◆ **Aim**
Among the records below, find each line that includes the string "risk" and copy it.

____________________

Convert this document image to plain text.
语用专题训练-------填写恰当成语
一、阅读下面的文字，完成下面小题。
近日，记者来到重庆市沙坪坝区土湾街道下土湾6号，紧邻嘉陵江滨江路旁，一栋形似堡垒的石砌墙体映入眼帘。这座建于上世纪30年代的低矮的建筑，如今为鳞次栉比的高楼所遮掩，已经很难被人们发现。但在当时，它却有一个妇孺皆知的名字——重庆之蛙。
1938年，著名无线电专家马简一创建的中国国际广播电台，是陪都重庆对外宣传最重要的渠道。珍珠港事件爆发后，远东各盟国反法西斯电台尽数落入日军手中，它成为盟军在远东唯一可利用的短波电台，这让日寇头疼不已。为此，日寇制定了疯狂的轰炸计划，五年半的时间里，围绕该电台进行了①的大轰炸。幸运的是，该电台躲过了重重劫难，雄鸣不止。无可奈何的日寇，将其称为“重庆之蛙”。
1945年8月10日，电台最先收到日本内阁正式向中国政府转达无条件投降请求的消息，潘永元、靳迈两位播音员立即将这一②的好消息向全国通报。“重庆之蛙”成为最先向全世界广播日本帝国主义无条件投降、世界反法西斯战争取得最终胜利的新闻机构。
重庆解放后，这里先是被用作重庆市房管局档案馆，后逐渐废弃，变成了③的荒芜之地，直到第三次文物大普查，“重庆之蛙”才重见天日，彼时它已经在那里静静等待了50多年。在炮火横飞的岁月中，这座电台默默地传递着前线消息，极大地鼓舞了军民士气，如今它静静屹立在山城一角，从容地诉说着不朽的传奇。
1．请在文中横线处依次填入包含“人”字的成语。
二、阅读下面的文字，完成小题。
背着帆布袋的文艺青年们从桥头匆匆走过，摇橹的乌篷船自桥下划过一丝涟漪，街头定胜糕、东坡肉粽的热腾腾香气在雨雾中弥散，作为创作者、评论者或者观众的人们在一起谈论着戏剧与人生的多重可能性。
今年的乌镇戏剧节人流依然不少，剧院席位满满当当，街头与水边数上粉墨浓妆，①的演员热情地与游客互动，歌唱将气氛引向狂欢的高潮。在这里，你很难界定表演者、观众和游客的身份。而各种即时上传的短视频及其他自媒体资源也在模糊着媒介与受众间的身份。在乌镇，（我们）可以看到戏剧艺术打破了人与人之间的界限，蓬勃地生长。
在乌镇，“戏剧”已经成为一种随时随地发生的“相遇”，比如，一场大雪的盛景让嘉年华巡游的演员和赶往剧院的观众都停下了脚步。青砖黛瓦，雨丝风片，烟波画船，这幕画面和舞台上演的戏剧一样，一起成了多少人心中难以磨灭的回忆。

____________________

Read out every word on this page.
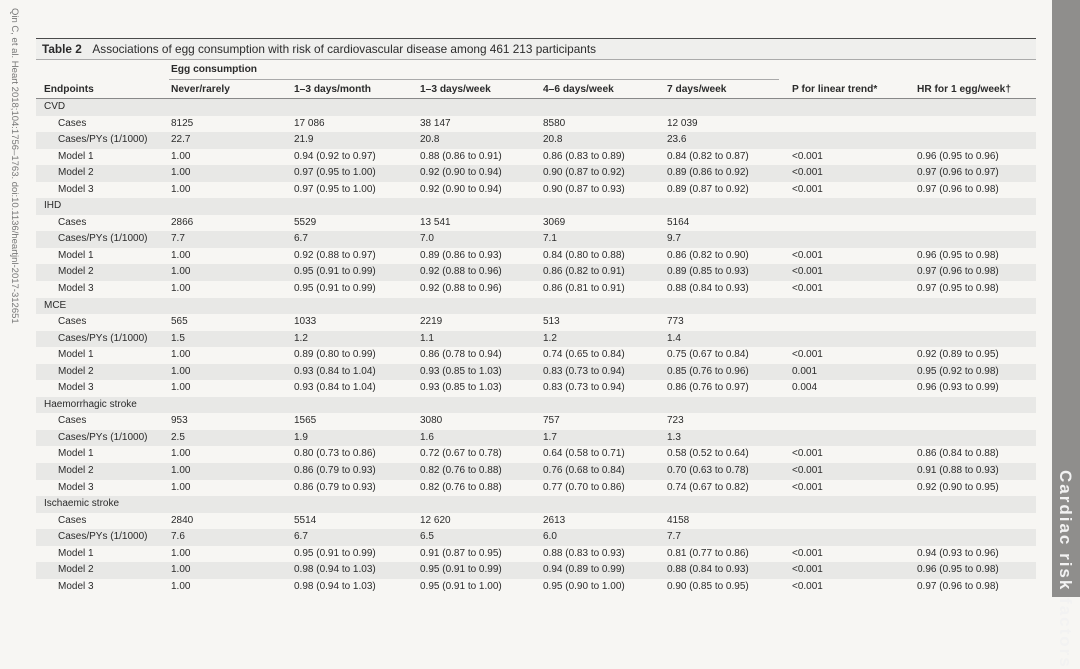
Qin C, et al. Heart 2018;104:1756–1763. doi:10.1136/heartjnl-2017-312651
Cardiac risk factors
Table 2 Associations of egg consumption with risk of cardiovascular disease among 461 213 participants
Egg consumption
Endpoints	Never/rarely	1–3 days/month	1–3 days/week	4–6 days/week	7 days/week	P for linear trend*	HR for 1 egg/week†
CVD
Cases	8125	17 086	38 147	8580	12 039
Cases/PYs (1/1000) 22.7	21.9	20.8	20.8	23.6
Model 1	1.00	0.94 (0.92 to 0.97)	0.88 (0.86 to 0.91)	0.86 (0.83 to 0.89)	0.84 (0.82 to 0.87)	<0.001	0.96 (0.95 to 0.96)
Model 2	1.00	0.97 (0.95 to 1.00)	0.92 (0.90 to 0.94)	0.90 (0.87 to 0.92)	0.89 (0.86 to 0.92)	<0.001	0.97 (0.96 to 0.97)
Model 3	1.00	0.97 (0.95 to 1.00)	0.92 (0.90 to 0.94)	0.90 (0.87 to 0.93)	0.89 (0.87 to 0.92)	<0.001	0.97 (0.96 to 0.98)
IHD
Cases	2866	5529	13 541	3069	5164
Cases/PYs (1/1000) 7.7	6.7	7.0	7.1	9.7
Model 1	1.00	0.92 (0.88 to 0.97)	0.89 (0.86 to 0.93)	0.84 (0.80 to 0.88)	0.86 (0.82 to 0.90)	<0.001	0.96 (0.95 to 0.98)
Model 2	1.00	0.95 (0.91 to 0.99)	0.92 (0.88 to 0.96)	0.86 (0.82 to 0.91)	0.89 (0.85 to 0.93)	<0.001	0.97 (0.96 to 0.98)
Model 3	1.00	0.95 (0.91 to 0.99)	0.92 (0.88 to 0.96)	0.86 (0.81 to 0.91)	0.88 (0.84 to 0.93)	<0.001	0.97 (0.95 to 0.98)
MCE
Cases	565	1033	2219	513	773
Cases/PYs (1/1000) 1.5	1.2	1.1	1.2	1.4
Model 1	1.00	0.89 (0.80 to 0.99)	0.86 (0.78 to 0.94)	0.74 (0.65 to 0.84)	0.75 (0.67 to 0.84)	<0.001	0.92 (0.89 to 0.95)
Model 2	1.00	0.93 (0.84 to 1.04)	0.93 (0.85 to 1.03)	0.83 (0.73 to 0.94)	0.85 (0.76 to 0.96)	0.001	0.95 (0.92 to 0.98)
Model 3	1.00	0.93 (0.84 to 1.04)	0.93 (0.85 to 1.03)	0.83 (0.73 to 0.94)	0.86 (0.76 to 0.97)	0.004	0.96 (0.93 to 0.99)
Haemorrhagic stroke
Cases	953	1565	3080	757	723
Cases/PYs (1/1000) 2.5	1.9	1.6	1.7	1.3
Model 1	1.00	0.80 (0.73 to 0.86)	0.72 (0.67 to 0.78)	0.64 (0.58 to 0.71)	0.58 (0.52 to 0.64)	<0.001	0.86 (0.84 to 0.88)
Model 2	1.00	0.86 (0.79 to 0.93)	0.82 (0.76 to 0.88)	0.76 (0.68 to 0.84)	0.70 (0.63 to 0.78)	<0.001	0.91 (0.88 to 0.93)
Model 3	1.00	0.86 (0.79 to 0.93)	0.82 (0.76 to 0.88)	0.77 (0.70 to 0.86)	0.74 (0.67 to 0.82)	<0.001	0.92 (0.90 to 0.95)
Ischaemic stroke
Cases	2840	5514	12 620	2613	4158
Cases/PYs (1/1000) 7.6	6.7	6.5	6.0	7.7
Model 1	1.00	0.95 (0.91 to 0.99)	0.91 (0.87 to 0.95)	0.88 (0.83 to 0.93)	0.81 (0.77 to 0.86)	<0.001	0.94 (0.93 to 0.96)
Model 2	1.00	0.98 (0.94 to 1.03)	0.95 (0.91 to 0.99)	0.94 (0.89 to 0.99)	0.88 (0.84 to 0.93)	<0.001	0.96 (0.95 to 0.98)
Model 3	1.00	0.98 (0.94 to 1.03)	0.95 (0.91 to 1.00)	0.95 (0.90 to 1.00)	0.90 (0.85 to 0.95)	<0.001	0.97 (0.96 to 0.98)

____________________

◆ **Output**
Cardiac risk factors
Table 2 Associations of egg consumption with risk of cardiovascular disease among 461 213 participants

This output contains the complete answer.